**TASK PROMPT:**
The required result is a copy of each line below in which "charge" appears.

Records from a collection
* * * * *

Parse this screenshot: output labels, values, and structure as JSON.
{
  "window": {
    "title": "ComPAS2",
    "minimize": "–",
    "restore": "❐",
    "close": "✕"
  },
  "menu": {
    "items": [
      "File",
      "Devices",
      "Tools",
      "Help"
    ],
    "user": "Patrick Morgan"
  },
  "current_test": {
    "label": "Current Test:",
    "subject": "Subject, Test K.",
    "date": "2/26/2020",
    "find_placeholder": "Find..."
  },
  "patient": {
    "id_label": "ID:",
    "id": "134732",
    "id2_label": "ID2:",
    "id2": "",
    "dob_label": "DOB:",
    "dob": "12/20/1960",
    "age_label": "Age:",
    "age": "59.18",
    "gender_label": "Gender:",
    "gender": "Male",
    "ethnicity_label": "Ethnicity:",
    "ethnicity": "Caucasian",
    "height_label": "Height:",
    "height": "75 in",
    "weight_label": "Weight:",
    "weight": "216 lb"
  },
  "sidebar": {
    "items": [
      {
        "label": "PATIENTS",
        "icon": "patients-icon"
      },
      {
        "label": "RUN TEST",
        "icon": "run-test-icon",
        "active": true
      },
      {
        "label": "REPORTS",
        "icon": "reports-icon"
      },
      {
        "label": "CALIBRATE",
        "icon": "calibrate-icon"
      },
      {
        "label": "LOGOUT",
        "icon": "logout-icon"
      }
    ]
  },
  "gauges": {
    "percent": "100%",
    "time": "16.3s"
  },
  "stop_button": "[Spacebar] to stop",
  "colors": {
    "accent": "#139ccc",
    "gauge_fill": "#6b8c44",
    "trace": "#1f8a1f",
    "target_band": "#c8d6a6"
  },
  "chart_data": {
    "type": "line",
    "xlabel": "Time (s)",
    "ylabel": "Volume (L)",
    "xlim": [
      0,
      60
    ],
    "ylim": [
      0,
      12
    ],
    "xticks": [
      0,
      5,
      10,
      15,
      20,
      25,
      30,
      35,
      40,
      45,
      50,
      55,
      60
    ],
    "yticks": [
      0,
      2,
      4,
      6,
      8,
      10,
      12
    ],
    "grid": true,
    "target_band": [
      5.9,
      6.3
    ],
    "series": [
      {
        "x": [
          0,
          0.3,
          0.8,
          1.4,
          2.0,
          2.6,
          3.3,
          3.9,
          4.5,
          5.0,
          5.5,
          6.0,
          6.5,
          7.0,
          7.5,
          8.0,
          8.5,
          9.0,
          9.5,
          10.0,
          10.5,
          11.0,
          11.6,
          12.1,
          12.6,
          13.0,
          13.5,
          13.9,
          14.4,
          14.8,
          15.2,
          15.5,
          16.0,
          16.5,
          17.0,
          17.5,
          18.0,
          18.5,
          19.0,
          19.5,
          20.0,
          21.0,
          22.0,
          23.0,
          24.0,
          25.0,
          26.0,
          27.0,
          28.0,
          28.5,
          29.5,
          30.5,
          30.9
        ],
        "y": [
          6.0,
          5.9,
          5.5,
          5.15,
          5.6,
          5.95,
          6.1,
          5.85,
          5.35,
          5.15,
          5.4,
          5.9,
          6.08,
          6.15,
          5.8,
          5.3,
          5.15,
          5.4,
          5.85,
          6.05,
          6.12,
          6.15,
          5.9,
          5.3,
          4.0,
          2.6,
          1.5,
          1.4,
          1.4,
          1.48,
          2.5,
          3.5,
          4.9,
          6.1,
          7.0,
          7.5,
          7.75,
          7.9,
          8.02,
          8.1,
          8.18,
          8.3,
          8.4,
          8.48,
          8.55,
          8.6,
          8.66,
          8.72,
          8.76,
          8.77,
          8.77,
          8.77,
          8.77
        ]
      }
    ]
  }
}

* * * * *

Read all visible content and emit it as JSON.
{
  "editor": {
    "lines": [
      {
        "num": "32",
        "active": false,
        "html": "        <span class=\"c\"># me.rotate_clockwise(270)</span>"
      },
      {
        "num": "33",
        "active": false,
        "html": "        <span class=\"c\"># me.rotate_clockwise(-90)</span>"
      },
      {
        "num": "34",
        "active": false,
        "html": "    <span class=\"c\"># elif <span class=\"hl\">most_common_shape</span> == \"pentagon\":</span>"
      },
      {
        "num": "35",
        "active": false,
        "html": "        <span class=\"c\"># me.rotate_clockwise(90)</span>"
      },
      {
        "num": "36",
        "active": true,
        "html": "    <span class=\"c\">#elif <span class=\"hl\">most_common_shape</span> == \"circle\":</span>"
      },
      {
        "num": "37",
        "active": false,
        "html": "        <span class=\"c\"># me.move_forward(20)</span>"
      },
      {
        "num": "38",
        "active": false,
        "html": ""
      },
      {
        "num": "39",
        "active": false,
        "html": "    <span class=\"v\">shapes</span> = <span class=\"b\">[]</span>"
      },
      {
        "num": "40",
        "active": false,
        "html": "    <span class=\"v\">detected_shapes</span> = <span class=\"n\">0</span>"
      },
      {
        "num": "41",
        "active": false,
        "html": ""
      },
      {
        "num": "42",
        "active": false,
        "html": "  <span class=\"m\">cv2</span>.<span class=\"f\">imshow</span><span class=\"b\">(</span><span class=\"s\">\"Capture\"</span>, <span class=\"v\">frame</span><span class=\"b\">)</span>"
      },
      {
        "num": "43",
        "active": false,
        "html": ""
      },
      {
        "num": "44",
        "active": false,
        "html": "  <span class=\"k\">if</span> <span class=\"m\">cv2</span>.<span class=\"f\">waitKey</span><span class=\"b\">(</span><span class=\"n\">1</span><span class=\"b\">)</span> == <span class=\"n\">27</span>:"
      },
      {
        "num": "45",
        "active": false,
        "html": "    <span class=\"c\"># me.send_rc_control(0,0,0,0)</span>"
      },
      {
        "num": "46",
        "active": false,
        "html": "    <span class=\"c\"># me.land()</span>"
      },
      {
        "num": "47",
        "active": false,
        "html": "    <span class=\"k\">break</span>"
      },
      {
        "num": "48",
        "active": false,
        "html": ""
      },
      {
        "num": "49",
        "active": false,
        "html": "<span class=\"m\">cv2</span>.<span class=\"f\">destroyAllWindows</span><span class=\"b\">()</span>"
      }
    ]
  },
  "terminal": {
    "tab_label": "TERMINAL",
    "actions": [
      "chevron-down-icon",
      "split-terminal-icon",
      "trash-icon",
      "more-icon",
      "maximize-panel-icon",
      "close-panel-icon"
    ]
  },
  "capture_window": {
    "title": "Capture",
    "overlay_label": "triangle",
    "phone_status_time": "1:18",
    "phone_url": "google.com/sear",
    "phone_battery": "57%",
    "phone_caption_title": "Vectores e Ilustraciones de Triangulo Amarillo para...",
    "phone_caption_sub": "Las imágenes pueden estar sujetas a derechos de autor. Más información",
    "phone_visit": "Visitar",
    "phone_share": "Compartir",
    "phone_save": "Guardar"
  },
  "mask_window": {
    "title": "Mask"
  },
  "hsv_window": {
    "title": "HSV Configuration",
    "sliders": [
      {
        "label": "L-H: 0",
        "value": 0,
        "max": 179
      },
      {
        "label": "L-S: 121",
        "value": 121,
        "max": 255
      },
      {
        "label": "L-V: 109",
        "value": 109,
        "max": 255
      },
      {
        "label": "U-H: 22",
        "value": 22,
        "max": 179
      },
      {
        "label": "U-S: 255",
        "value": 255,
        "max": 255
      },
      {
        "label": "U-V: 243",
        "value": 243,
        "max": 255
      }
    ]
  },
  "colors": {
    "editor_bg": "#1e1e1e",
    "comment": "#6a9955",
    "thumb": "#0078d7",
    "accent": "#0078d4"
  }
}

* * * * *

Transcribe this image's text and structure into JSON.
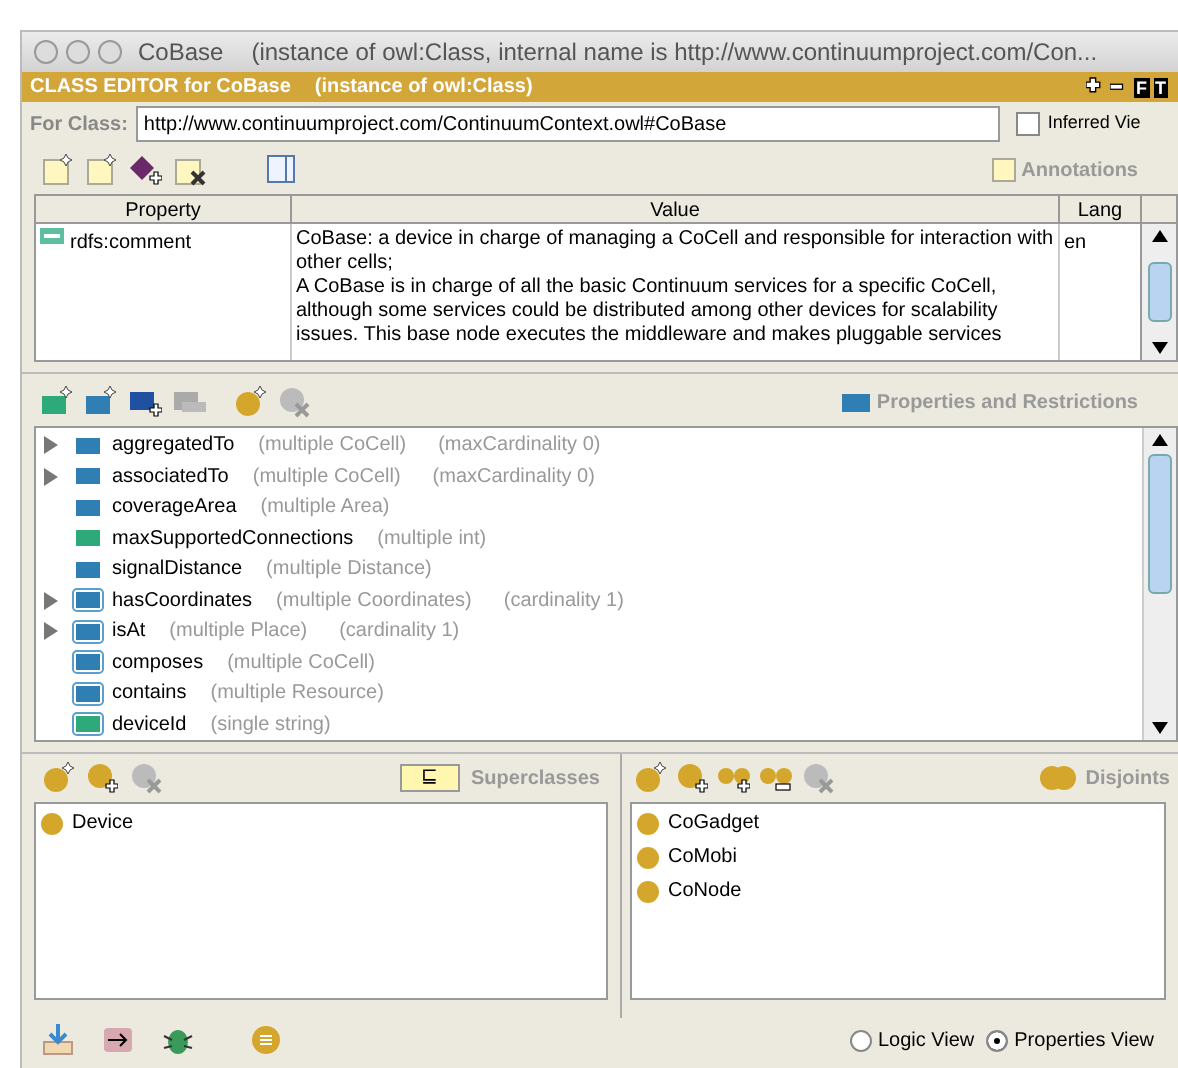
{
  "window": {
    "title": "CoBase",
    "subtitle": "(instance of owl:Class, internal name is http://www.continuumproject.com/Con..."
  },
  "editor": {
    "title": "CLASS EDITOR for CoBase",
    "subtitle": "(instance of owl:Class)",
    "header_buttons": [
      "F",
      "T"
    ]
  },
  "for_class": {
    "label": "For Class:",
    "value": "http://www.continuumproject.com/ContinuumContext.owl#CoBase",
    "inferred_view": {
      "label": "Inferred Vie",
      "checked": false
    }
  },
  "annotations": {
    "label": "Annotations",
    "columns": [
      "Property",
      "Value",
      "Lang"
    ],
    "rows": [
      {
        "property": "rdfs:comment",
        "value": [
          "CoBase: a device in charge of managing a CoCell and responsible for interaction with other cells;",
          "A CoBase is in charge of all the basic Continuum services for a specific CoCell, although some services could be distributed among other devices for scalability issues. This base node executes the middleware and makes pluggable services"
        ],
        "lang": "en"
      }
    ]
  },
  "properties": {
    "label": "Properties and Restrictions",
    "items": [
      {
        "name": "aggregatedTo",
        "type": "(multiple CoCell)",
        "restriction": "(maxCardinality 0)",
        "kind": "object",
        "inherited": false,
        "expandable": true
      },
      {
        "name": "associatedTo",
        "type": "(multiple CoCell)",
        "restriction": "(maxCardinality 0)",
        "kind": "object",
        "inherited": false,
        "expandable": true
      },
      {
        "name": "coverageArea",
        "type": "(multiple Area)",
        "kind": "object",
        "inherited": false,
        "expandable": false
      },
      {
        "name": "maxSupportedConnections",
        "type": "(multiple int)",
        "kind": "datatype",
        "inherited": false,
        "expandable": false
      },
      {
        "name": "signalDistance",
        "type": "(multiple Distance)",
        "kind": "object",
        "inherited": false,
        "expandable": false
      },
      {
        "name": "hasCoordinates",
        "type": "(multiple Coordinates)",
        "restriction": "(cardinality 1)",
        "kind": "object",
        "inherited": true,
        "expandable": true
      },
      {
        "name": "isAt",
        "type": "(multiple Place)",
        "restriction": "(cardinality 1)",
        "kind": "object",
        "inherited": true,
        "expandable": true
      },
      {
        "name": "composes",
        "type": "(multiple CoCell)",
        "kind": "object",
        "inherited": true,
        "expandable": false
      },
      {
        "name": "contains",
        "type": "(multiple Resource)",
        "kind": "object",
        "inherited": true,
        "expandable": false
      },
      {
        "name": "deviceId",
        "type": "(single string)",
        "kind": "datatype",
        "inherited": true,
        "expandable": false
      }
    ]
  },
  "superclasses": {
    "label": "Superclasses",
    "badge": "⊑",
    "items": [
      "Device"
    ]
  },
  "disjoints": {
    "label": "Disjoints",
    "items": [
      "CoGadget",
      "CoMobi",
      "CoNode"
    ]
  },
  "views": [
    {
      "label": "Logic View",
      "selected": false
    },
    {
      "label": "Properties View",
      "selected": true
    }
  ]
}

* * * * *

**TASK ANSWER:**
          "CoBase: a device in charge of managing a CoCell and responsible for interaction with other cells;",
          "A CoBase is in charge of all the basic Continuum services for a specific CoCell, although some services could be distributed among other devices for scalability issues. This base node executes the middleware and makes pluggable services"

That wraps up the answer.